Work order 1 ->
Answer these questions about the summarization lesson plan:
(a) What article does each child receive?
(b) What is the second step of summarizing?
(c) According to the rationale, what does summarization help children build?
Work order 2 ->
Resume the summarization lesson plan after its last sentence and carry its procedure forward.

Selected passage ->
───
Summing It Up!

Reading to Learn

Colleen Wanner

Rationale:  As students move into upper grades, they are required to read and comprehend expository texts. Comprehension is an extremely important part of successful reading.  Summarization helps children to build their comprehension skills.  Children should be able to pick out the important parts of text each time they read.  There are many useful strategies that help students comprehend reading material. 

Materials:

    Paper and pencils for each student

    Dry erase board and dry erase markers (or chalkboard and chalk)

    Colored pencils

    Poster with three summarization techniques (Pick out important ideas; Eliminate less important details; Organize the important ideas into one main idea)

    Article for each child (10 Cool Things About Dolphins – NationalGeographic.com/Kids

 

Procedure:

1.Ask the children, "Does anyone know what summarization is?"  Have a class discussion on summarization.  "Summarization is picking out the important facts out of something that you are reading.  When you summarize, you don't worry with all the details.  Today, we're going to learn how to summarize so that you all can be better readers.  We're going to read silently at our desks.  Can anyone tell me how we're supposed to read silently at our desks? 

2."There are three steps to summarizing a story."  I will read them a short paragraph of a story and model how to summarize it.  Point to the poster with the summarization techniques on it.  "Before we begin to read, let's discuss the three important things to remember when you read.  The first step is to pick out important ideas from the story. The second step is to throw away the details that are not important.  The third step is to organize the important ideas and make one main idea of the story."
───
Extracted records ->
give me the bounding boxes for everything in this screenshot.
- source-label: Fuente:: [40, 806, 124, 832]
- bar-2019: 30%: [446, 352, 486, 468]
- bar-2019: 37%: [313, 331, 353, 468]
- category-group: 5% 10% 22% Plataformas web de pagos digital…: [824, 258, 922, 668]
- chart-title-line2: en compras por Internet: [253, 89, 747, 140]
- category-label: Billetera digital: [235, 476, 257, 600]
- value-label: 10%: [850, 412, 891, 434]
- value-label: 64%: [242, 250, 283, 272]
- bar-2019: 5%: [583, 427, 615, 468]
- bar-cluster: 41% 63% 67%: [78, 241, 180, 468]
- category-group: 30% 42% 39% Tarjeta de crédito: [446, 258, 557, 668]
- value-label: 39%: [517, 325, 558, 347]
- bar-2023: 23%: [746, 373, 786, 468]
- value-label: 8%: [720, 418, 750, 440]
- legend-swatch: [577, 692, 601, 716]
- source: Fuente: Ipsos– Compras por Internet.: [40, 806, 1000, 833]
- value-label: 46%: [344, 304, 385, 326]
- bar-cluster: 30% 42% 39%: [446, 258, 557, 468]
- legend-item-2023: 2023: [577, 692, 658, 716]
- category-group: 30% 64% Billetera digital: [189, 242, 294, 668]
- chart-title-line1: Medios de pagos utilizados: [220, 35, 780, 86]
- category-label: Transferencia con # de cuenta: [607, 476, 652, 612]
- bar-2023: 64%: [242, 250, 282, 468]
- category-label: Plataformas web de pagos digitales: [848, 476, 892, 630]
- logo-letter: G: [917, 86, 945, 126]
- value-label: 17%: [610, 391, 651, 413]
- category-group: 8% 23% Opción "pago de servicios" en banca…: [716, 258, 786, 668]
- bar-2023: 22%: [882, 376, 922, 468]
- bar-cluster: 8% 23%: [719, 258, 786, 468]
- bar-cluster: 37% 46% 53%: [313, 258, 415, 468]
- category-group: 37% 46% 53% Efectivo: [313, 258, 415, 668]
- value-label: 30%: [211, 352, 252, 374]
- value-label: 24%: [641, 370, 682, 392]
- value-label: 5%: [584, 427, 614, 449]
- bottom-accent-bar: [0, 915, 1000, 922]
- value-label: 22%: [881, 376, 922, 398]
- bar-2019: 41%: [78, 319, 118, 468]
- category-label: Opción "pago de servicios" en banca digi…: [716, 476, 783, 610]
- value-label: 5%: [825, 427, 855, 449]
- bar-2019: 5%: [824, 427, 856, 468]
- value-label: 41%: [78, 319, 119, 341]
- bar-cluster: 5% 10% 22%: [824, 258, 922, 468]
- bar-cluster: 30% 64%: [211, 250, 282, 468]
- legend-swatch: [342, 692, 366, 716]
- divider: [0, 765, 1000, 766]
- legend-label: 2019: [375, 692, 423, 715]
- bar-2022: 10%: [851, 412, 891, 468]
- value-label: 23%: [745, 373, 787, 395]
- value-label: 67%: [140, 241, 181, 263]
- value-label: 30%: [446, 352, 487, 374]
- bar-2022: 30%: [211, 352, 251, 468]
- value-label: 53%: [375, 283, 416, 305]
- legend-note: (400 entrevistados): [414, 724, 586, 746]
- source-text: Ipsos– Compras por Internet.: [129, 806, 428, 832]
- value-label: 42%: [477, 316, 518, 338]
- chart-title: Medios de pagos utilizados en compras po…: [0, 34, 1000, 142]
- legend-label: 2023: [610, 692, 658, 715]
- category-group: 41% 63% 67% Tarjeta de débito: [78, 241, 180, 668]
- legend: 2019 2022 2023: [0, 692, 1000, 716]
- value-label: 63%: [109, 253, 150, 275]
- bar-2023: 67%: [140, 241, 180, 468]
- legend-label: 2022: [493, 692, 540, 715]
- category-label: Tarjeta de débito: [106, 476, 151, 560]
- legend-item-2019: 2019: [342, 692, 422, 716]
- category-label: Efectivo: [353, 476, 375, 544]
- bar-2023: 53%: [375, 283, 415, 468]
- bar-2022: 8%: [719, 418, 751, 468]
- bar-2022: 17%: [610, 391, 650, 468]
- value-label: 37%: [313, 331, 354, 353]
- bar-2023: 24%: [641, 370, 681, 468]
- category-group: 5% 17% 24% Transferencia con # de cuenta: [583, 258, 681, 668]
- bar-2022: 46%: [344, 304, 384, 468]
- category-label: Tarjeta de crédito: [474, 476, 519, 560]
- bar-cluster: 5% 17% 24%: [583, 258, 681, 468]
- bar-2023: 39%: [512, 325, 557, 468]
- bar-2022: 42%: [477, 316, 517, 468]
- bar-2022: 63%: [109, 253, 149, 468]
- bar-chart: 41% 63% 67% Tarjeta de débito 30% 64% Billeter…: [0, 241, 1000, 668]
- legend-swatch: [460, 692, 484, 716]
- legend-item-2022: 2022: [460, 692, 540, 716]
───
Task answer 1 ->
(a) 10 Cool Things About Dolphins, from NationalGeographic.com/Kids.
(b) Throwing away the details that are not important.
(c) Their comprehension skills.

Task answer 2 ->
3.Pass out the article to each student.  Have them read silently through the first paragraph of the article before focusing on the summarization techniques.  Go over the summarization techniques again, and then have the students reread the first paragraph of the article.  Tell them, "When you read the story the second time, cross out all the information that isn't important to the story with a pencil. Circle the sentences that you think are important and then finally, take all the circled sentences and combine them into a sentence or two that sums up the whole article."  They will be instructed to use the summarization techniques they have just learned. Tell them to write down the facts that they think are important. I will model three facts that I think are important after they read theirs aloud. 

4.The students should have a basic understanding of how to summarize a story now that they have had practice.  Pass out a piece of paper to each student.  Tell them to make three columns.  In the first column, they should put "Deleted Information."  In the second column, they should put "Important Facts."  In the third column, they should put "Most Important Ideas."  Explain to them to fill in information from the story into the three columns.  Model using the first paragraph again.  This will be a good scaffold for the students.  If a student continues to have problems putting the information into the columns on paper, allow them to continue using cross out/circle method.  "Everyone please finish reading your article silently. You should have three columns on your paper, write the sentences in the column that they fit under as you read the article, if it helps continue to cross out unimportant information and circle important stuff. Remember to write down all of your information as you go."

5.Continue to practice summarization strategies so that children can successfully the skill of summarizing.

Assessment: I will assess my students by asking them comprehension questions regarding the expository article. I will give further assessment by having them write their own summary using the strategies they have learned in the lesson.